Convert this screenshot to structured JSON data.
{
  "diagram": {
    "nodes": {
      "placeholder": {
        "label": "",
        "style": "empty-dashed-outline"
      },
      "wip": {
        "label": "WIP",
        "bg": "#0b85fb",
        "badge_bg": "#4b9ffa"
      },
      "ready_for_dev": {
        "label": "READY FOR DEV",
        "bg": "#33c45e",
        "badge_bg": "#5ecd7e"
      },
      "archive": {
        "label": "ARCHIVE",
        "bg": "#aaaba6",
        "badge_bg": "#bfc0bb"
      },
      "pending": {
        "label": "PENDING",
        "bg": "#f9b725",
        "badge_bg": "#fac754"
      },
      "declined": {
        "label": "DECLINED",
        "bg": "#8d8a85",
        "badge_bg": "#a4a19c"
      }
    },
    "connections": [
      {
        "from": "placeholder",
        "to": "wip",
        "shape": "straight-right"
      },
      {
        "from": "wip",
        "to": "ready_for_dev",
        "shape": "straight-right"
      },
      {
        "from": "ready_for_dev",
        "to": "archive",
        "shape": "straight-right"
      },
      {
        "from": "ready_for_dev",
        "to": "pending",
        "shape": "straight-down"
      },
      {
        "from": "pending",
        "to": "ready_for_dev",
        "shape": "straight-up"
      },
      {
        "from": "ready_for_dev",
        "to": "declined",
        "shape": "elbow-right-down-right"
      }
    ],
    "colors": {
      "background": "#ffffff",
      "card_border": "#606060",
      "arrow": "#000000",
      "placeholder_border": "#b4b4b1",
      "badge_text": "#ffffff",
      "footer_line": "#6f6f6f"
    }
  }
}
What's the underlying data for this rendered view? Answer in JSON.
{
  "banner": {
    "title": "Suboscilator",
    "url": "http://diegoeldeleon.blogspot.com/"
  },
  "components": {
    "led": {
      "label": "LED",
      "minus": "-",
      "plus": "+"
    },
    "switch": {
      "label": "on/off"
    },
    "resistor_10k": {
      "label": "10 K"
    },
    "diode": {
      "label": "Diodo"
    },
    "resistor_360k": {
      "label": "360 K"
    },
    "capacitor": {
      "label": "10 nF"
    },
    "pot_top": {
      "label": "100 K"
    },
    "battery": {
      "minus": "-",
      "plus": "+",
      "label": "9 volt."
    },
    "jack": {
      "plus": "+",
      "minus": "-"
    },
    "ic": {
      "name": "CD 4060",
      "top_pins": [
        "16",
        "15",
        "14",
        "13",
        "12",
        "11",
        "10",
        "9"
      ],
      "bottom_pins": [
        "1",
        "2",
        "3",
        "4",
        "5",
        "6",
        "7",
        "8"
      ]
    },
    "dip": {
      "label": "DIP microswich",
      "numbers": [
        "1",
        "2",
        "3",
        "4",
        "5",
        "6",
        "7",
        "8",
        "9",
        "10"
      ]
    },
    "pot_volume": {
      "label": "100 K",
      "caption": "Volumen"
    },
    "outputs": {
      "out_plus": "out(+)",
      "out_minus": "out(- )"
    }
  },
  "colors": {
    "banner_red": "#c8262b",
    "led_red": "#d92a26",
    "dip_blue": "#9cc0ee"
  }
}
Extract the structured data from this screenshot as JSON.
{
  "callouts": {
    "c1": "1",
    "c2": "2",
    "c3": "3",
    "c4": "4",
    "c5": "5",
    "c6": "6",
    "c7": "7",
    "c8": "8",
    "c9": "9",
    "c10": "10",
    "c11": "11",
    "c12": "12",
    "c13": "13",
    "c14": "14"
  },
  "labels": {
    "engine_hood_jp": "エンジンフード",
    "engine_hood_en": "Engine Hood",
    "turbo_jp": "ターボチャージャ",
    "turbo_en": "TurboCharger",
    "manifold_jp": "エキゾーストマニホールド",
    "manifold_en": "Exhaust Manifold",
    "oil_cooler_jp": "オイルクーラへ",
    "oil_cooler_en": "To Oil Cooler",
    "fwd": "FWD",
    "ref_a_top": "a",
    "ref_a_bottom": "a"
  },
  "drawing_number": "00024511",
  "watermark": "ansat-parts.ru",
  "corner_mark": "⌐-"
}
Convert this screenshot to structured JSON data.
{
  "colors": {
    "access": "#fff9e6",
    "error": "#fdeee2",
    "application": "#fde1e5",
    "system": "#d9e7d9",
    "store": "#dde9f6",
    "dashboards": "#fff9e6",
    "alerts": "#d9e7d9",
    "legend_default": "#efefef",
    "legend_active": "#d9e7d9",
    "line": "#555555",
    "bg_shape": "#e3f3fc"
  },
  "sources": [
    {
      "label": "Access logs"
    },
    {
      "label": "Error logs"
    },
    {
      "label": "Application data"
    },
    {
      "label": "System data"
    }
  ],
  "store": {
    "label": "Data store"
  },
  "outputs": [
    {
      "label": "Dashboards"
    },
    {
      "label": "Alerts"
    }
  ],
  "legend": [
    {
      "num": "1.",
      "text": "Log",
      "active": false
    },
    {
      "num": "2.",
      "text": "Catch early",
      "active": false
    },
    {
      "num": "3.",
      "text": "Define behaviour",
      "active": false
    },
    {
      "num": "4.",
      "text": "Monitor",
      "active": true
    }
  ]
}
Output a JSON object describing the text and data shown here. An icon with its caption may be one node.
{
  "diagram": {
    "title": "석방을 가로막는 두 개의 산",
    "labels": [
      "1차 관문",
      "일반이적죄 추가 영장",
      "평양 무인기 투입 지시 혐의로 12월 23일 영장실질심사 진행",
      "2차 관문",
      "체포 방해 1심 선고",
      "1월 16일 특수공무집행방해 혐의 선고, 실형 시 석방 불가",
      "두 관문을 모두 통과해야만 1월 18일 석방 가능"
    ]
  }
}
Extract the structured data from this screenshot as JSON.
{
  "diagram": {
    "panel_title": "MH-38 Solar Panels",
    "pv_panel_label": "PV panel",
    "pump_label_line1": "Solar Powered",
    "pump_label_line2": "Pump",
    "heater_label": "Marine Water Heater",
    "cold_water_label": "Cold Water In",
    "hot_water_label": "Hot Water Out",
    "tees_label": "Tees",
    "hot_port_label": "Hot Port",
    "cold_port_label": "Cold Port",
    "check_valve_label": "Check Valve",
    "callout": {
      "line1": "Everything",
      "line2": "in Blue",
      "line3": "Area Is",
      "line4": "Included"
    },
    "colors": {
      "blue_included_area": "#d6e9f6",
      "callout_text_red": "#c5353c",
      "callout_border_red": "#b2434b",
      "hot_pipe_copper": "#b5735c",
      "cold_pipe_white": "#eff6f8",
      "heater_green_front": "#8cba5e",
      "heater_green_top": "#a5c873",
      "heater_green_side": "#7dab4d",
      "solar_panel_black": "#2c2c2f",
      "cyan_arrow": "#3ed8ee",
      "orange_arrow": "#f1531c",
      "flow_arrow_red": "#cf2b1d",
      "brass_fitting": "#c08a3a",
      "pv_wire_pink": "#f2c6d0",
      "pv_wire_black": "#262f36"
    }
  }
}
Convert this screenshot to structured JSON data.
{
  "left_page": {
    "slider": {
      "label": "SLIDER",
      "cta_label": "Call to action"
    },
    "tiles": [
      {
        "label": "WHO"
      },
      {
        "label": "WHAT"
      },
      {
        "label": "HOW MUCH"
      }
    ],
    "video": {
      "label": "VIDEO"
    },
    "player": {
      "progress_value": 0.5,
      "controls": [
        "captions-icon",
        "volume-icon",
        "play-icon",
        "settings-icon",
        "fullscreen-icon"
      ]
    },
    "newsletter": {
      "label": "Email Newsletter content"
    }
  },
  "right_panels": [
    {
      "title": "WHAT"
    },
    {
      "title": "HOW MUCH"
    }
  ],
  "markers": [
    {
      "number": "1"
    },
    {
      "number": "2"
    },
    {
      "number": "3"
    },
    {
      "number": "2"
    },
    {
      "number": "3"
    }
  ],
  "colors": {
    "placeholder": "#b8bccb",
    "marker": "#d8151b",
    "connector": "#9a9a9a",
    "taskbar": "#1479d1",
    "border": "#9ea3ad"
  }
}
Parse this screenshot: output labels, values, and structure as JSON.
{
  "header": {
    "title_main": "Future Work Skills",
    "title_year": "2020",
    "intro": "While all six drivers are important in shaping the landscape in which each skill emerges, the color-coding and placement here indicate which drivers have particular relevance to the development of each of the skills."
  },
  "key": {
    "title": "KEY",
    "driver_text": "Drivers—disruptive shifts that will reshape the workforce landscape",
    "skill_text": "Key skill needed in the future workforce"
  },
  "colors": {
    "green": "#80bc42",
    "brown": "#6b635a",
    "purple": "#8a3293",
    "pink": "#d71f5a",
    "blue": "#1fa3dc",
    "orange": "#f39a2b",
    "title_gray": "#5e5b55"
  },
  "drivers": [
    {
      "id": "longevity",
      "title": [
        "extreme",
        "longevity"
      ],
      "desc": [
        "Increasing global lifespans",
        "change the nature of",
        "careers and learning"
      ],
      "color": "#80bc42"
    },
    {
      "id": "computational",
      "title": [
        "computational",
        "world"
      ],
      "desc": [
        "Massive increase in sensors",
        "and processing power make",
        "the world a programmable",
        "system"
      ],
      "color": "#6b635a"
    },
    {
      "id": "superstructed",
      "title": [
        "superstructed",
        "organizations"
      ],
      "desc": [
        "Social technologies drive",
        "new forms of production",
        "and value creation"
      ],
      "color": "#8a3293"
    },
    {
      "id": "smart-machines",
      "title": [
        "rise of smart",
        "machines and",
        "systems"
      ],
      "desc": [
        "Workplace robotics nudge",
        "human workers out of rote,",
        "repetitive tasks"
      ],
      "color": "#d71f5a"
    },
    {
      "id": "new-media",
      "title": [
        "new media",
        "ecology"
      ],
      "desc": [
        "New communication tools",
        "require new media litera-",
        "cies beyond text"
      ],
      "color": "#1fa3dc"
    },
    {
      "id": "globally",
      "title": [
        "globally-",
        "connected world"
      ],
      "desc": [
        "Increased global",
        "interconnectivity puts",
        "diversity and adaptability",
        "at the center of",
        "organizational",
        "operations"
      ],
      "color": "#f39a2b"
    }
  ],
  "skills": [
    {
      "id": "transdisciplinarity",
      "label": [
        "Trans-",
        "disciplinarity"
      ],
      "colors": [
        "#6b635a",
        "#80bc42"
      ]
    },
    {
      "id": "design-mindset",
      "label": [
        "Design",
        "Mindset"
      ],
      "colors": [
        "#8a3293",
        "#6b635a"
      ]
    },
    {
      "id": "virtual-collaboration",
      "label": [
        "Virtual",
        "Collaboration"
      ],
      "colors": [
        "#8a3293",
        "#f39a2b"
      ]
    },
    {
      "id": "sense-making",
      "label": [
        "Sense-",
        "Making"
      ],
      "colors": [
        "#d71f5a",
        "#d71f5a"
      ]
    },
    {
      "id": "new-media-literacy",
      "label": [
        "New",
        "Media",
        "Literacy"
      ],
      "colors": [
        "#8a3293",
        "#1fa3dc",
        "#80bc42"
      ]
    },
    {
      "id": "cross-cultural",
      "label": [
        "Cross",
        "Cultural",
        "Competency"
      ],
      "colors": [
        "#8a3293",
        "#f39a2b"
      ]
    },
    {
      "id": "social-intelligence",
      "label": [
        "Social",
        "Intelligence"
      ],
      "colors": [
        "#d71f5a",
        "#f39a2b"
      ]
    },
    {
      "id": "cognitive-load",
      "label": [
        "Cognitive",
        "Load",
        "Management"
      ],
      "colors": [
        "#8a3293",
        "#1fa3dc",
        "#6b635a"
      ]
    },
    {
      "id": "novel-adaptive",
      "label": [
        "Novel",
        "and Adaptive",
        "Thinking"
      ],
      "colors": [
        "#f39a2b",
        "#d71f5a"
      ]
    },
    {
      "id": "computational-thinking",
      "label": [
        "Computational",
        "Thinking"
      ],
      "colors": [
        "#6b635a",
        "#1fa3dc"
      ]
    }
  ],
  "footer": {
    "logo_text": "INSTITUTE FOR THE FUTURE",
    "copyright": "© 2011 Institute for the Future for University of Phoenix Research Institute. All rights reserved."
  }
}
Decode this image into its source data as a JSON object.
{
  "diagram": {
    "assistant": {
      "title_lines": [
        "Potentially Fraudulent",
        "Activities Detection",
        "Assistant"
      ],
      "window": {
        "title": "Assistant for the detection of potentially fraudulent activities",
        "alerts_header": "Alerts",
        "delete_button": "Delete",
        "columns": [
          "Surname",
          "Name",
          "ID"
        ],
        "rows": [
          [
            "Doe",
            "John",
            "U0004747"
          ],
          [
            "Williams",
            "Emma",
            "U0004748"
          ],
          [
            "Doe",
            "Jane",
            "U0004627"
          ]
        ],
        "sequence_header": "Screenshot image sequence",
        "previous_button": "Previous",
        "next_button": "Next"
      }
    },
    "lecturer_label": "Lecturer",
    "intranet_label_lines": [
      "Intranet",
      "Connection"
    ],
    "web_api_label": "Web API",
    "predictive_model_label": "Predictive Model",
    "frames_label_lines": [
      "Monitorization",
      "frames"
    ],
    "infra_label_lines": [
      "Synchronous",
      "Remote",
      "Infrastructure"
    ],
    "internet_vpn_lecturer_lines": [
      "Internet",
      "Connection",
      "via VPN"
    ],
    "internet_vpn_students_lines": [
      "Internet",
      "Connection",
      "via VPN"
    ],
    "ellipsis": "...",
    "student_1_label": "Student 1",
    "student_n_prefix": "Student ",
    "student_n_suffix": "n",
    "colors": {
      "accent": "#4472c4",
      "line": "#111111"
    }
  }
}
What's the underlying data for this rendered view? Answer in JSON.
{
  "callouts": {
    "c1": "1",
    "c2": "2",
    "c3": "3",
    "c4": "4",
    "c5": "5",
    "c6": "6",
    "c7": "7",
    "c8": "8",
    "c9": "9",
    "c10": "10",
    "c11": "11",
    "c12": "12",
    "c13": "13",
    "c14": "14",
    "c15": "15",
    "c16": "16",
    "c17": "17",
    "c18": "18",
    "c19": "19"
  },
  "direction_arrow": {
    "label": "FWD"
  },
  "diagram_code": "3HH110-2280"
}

> _Description of the task_: Return each line among the entries that holds the word "world".

> _Task output_:
        "world"
        "the world a programmable",
        "connected world"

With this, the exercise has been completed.